_INPUT RECORDS_

==============================

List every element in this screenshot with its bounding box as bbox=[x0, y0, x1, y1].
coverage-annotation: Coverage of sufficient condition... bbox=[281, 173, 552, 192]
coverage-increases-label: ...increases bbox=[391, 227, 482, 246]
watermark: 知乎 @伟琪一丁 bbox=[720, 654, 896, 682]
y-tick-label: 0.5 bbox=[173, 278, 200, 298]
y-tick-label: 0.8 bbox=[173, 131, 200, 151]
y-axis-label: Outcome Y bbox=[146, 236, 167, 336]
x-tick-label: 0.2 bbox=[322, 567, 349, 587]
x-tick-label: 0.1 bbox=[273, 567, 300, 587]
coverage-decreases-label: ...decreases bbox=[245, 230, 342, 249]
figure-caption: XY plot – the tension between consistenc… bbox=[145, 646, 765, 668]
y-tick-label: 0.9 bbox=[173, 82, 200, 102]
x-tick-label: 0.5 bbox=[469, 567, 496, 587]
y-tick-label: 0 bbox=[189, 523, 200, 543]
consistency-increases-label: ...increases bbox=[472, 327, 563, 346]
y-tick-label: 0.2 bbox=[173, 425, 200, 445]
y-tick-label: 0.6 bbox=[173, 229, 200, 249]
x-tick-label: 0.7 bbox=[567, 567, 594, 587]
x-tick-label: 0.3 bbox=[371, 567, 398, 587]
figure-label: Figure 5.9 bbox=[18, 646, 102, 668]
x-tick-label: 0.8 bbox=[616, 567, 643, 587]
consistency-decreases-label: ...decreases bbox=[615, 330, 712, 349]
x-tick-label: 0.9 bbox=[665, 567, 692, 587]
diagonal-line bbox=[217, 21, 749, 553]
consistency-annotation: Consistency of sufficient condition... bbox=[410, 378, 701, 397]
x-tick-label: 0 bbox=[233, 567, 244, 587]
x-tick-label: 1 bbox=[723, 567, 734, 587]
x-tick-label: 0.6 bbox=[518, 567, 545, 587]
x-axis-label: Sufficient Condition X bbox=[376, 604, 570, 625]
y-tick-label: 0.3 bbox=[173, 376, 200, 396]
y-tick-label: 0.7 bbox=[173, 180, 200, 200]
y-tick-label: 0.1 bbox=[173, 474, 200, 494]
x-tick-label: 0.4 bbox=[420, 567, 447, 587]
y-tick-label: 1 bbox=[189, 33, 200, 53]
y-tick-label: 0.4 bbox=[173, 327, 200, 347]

==============================

_WHAT YOU NEED TO DO_
Rewrite the listing above, replacing "x-tick-label" with "x-axis-tick" and leaving everything else unchanged.

_OUTPUT FOR THIS TASK_
List every element in this screenshot with its bounding box as bbox=[x0, y0, x1, y1].
coverage-annotation: Coverage of sufficient condition... bbox=[281, 173, 552, 192]
coverage-increases-label: ...increases bbox=[391, 227, 482, 246]
watermark: 知乎 @伟琪一丁 bbox=[720, 654, 896, 682]
y-tick-label: 0.5 bbox=[173, 278, 200, 298]
y-tick-label: 0.8 bbox=[173, 131, 200, 151]
y-axis-label: Outcome Y bbox=[146, 236, 167, 336]
x-axis-tick: 0.2 bbox=[322, 567, 349, 587]
x-axis-tick: 0.1 bbox=[273, 567, 300, 587]
coverage-decreases-label: ...decreases bbox=[245, 230, 342, 249]
figure-caption: XY plot – the tension between consistenc… bbox=[145, 646, 765, 668]
y-tick-label: 0.9 bbox=[173, 82, 200, 102]
x-axis-tick: 0.5 bbox=[469, 567, 496, 587]
y-tick-label: 0 bbox=[189, 523, 200, 543]
consistency-increases-label: ...increases bbox=[472, 327, 563, 346]
y-tick-label: 0.2 bbox=[173, 425, 200, 445]
y-tick-label: 0.6 bbox=[173, 229, 200, 249]
x-axis-tick: 0.7 bbox=[567, 567, 594, 587]
x-axis-tick: 0.3 bbox=[371, 567, 398, 587]
figure-label: Figure 5.9 bbox=[18, 646, 102, 668]
x-axis-tick: 0.8 bbox=[616, 567, 643, 587]
consistency-decreases-label: ...decreases bbox=[615, 330, 712, 349]
x-axis-tick: 0.9 bbox=[665, 567, 692, 587]
diagonal-line bbox=[217, 21, 749, 553]
consistency-annotation: Consistency of sufficient condition... bbox=[410, 378, 701, 397]
x-axis-tick: 0 bbox=[233, 567, 244, 587]
x-axis-tick: 1 bbox=[723, 567, 734, 587]
x-axis-tick: 0.6 bbox=[518, 567, 545, 587]
x-axis-label: Sufficient Condition X bbox=[376, 604, 570, 625]
y-tick-label: 0.3 bbox=[173, 376, 200, 396]
y-tick-label: 0.7 bbox=[173, 180, 200, 200]
y-tick-label: 0.1 bbox=[173, 474, 200, 494]
x-axis-tick: 0.4 bbox=[420, 567, 447, 587]
y-tick-label: 1 bbox=[189, 33, 200, 53]
y-tick-label: 0.4 bbox=[173, 327, 200, 347]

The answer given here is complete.